- _What to do_
Give the number of lines in this listing that contain "acids", with no other words.

## BEGIN Given records

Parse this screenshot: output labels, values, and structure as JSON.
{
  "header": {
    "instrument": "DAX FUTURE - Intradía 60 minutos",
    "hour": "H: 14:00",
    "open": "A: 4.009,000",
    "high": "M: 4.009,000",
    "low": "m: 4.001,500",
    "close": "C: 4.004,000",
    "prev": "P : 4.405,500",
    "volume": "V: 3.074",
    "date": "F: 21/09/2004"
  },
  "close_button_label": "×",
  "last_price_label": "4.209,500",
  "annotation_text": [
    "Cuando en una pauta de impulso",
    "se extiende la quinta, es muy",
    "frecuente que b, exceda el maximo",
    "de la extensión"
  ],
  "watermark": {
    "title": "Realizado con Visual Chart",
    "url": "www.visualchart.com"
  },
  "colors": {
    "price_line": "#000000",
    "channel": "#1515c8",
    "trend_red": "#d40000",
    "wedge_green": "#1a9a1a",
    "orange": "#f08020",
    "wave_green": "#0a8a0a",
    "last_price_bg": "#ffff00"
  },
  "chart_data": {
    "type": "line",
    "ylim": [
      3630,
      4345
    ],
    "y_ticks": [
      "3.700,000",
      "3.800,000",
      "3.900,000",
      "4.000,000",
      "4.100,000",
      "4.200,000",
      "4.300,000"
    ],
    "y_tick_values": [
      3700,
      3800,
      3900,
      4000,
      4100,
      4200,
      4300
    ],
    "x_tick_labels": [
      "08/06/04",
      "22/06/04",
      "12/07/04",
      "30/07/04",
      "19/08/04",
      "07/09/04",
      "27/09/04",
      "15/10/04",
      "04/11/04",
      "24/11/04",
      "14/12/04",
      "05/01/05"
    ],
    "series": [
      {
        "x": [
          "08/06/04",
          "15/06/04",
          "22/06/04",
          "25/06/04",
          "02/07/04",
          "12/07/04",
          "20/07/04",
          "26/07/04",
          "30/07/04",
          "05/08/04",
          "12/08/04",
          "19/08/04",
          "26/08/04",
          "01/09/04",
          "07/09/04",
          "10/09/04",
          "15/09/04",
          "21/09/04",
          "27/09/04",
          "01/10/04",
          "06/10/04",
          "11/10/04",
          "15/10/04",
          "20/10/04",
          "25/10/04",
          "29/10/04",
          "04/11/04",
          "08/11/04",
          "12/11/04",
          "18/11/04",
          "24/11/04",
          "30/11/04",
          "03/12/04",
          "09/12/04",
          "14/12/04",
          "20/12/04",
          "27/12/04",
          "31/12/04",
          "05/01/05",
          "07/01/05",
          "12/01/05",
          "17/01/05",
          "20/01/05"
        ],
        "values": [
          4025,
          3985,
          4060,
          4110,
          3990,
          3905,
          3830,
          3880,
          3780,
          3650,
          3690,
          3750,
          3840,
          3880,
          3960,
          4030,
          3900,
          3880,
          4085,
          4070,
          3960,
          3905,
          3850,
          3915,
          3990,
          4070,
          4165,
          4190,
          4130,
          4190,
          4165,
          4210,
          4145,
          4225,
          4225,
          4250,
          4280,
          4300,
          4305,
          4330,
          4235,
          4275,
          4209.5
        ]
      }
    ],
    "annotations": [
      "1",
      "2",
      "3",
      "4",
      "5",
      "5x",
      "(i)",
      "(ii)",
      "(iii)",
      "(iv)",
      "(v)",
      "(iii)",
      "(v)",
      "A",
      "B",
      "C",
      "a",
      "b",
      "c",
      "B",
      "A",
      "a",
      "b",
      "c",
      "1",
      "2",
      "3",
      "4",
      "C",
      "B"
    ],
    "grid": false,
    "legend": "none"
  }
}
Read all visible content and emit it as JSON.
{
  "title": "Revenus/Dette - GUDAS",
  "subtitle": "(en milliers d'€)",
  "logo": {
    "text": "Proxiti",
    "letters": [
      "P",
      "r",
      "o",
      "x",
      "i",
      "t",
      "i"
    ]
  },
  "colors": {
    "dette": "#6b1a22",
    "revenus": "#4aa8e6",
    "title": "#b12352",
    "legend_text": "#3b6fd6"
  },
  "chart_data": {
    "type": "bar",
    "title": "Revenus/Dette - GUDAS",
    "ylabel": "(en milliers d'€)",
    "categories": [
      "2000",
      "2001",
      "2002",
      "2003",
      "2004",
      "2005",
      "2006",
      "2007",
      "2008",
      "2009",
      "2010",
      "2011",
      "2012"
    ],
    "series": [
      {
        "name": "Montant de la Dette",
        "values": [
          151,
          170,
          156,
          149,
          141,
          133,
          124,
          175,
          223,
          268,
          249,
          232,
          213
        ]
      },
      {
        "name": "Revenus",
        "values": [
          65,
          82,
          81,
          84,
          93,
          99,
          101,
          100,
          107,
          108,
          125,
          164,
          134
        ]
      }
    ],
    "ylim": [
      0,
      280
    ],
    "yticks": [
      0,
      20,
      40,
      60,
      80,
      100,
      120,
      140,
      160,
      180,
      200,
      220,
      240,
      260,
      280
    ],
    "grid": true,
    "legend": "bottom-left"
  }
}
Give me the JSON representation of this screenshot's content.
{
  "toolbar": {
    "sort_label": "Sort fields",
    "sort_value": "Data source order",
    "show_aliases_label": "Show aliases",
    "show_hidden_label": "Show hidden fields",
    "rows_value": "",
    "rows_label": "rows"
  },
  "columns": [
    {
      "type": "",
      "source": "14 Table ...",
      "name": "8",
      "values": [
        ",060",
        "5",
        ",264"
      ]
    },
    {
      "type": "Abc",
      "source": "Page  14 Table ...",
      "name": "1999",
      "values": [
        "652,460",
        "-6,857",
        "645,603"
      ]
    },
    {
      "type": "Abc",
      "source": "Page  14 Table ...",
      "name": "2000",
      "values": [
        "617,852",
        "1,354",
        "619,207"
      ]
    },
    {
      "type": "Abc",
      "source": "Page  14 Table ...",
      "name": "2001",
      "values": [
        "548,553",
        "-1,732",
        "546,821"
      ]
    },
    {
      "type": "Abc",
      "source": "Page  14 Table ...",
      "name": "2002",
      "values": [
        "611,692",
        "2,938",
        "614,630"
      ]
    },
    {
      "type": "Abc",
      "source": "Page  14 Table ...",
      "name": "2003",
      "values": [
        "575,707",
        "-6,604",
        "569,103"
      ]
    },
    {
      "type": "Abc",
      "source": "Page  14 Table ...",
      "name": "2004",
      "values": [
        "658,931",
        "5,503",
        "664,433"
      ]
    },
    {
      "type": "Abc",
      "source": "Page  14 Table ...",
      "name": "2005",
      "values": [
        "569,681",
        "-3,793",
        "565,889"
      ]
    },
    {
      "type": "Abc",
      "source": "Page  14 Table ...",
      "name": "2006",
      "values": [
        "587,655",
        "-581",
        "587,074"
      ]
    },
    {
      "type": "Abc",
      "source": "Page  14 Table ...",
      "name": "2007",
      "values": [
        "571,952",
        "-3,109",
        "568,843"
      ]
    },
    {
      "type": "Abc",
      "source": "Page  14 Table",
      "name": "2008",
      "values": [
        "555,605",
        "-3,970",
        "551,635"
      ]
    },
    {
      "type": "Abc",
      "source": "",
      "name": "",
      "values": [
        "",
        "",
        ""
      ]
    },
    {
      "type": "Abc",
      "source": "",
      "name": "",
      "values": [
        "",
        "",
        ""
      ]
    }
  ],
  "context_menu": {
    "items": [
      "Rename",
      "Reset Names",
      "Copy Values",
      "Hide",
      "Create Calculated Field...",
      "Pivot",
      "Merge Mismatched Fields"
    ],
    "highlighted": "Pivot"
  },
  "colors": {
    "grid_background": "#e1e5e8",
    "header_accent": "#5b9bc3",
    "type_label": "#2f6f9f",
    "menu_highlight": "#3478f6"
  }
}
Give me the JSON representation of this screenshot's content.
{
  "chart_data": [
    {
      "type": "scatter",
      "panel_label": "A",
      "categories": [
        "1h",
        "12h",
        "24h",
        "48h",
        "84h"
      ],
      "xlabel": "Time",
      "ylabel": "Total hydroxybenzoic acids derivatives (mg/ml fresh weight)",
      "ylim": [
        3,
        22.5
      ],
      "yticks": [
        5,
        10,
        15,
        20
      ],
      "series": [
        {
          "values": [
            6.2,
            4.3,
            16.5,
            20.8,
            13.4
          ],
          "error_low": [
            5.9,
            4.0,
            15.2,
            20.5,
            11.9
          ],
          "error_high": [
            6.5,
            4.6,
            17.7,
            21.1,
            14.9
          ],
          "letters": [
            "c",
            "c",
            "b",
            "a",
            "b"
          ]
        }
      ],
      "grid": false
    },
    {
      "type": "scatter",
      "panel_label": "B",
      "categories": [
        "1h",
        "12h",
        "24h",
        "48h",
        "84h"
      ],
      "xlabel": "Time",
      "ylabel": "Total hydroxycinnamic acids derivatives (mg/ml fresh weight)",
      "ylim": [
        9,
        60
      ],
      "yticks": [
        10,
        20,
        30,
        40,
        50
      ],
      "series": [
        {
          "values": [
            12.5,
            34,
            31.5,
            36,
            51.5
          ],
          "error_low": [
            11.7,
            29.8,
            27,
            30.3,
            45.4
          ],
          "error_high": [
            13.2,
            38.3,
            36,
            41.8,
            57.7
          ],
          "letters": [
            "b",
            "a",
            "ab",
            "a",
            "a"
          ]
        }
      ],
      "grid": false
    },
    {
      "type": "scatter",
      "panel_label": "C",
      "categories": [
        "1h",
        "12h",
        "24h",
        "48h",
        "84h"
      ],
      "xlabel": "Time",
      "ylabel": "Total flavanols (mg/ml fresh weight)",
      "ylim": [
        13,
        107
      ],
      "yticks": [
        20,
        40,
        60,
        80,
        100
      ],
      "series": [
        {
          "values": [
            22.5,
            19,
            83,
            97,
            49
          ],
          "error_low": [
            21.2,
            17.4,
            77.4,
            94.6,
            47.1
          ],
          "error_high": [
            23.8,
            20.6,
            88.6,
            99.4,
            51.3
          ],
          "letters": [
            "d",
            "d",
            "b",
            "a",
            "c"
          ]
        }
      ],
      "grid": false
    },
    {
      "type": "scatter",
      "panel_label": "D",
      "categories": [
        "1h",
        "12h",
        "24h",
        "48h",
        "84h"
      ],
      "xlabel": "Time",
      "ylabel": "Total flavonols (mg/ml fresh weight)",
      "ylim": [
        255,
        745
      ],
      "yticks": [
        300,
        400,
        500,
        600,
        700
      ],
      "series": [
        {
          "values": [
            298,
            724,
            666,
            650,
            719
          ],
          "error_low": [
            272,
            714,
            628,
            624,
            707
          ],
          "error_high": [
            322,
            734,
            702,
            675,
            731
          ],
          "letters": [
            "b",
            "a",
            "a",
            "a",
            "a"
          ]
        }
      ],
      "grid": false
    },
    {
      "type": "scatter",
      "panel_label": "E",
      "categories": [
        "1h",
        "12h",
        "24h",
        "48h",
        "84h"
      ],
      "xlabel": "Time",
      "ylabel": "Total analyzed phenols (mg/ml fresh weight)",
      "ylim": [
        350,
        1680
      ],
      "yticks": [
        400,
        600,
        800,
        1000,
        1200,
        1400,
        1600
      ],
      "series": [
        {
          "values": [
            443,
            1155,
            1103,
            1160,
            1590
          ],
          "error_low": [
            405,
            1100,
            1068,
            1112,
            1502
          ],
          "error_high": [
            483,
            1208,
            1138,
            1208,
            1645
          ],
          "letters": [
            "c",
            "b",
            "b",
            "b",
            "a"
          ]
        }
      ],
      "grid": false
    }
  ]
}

## END Given records

- _Written solution_
2